> [WRITTEN EXERCISE]:
Copy the rows below word for word, starting with the line that has "Patent image size: (1353, 1008)." and ending after the line that has "The bipolar transistor 164 is at (1210, 266).".

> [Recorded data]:
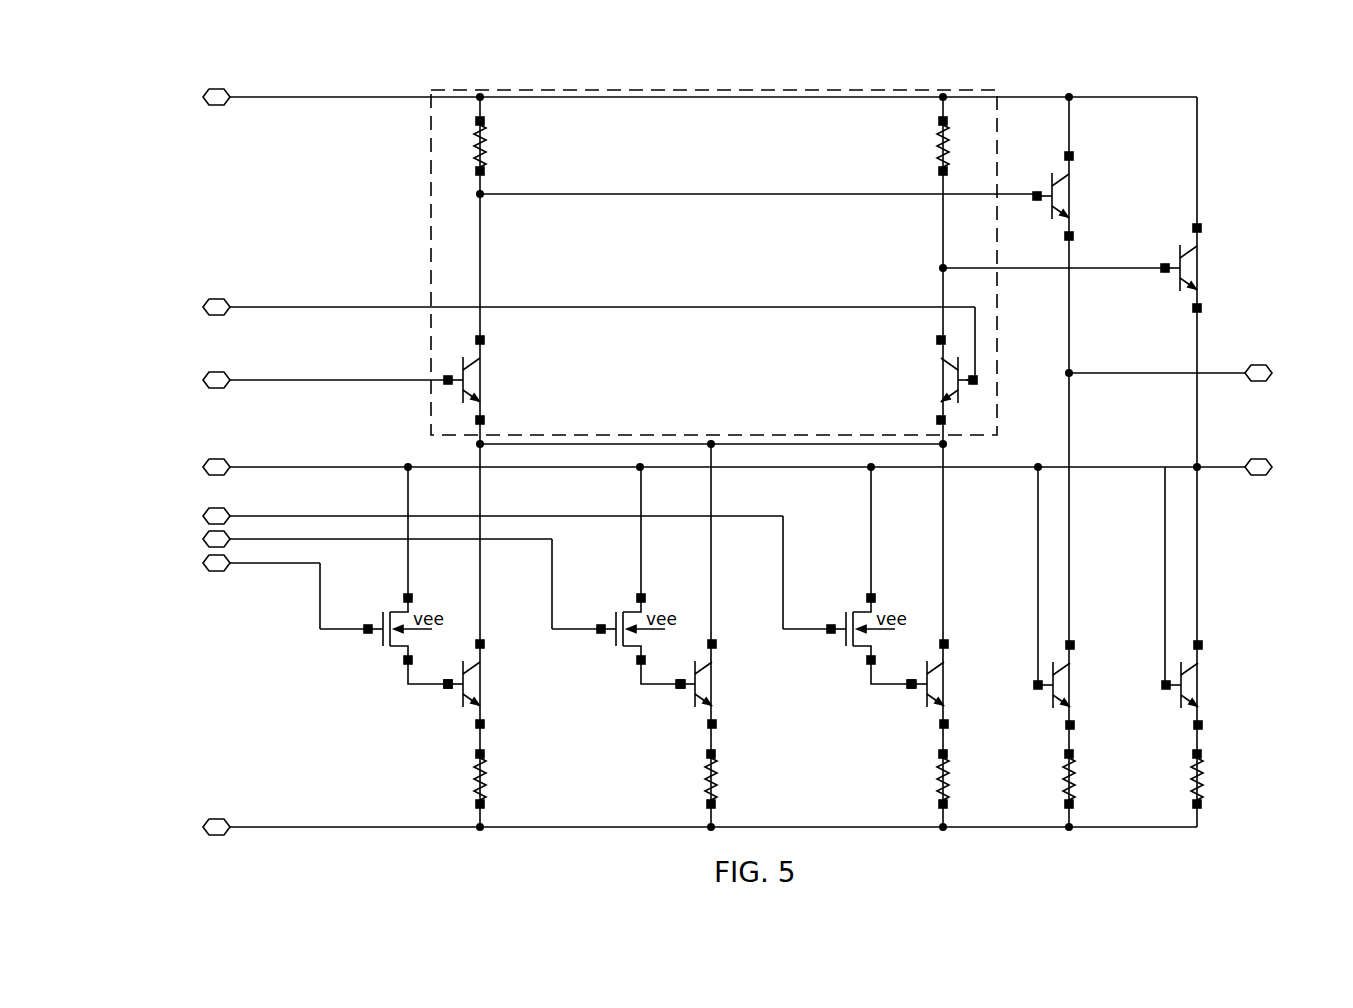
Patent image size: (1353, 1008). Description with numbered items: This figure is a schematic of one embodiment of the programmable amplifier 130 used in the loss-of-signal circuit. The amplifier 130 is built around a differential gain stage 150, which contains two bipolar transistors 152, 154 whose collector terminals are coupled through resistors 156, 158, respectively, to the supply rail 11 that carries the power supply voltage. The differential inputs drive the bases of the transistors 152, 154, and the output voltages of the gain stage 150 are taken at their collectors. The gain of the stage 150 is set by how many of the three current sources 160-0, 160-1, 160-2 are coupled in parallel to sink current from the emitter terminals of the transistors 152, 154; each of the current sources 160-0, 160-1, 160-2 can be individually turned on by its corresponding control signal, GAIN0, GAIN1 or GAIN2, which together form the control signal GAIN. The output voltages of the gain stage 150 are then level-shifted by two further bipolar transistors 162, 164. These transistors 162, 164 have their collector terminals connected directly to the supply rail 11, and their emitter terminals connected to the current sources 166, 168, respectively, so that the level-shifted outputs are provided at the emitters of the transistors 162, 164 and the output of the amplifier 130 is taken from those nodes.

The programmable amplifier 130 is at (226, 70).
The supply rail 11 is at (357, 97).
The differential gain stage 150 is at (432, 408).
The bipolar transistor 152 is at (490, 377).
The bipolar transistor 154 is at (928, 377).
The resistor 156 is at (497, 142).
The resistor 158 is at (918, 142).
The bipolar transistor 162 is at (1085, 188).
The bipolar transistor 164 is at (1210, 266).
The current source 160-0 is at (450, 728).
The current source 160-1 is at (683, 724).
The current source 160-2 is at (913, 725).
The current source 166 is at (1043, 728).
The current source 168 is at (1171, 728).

...

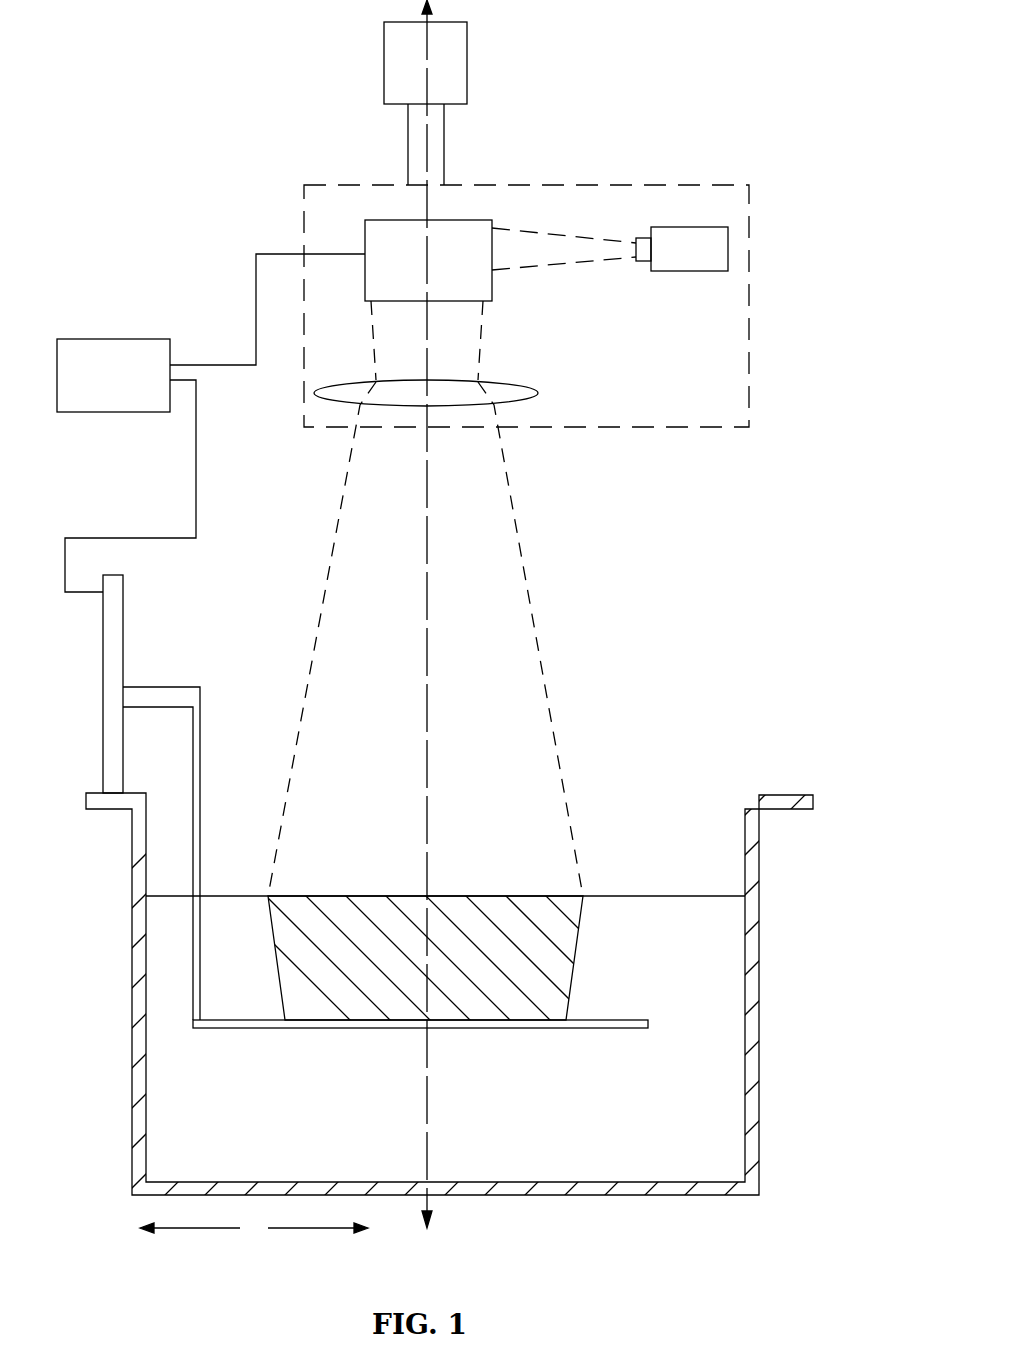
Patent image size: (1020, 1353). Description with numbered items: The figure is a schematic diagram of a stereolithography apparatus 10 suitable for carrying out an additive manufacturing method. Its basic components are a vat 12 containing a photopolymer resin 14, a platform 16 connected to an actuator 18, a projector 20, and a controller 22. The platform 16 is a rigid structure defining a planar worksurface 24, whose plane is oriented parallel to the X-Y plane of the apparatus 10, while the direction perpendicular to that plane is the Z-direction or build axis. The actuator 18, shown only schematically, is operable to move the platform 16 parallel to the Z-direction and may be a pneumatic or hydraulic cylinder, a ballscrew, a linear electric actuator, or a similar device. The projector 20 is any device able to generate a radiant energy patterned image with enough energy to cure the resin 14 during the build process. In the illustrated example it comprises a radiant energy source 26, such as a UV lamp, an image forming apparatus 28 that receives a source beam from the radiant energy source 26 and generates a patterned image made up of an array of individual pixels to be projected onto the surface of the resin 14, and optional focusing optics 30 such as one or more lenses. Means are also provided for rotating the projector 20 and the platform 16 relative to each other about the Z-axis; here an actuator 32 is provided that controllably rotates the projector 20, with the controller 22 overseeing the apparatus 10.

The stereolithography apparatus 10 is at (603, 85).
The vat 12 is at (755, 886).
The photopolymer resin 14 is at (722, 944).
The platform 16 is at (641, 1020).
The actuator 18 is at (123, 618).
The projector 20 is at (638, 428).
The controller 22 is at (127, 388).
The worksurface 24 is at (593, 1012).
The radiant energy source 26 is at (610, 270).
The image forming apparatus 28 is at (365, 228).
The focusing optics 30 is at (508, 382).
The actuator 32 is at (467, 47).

> [IN RESPONSE]:
Patent image size: (1353, 1008). Description with numbered items: This figure is a schematic of one embodiment of the programmable amplifier 130 used in the loss-of-signal circuit. The amplifier 130 is built around a differential gain stage 150, which contains two bipolar transistors 152, 154 whose collector terminals are coupled through resistors 156, 158, respectively, to the supply rail 11 that carries the power supply voltage. The differential inputs drive the bases of the transistors 152, 154, and the output voltages of the gain stage 150 are taken at their collectors. The gain of the stage 150 is set by how many of the three current sources 160-0, 160-1, 160-2 are coupled in parallel to sink current from the emitter terminals of the transistors 152, 154; each of the current sources 160-0, 160-1, 160-2 can be individually turned on by its corresponding control signal, GAIN0, GAIN1 or GAIN2, which together form the control signal GAIN. The output voltages of the gain stage 150 are then level-shifted by two further bipolar transistors 162, 164. These transistors 162, 164 have their collector terminals connected directly to the supply rail 11, and their emitter terminals connected to the current sources 166, 168, respectively, so that the level-shifted outputs are provided at the emitters of the transistors 162, 164 and the output of the amplifier 130 is taken from those nodes.

The programmable amplifier 130 is at (226, 70).
The supply rail 11 is at (357, 97).
The differential gain stage 150 is at (432, 408).
The bipolar transistor 152 is at (490, 377).
The bipolar transistor 154 is at (928, 377).
The resistor 156 is at (497, 142).
The resistor 158 is at (918, 142).
The bipolar transistor 162 is at (1085, 188).
The bipolar transistor 164 is at (1210, 266).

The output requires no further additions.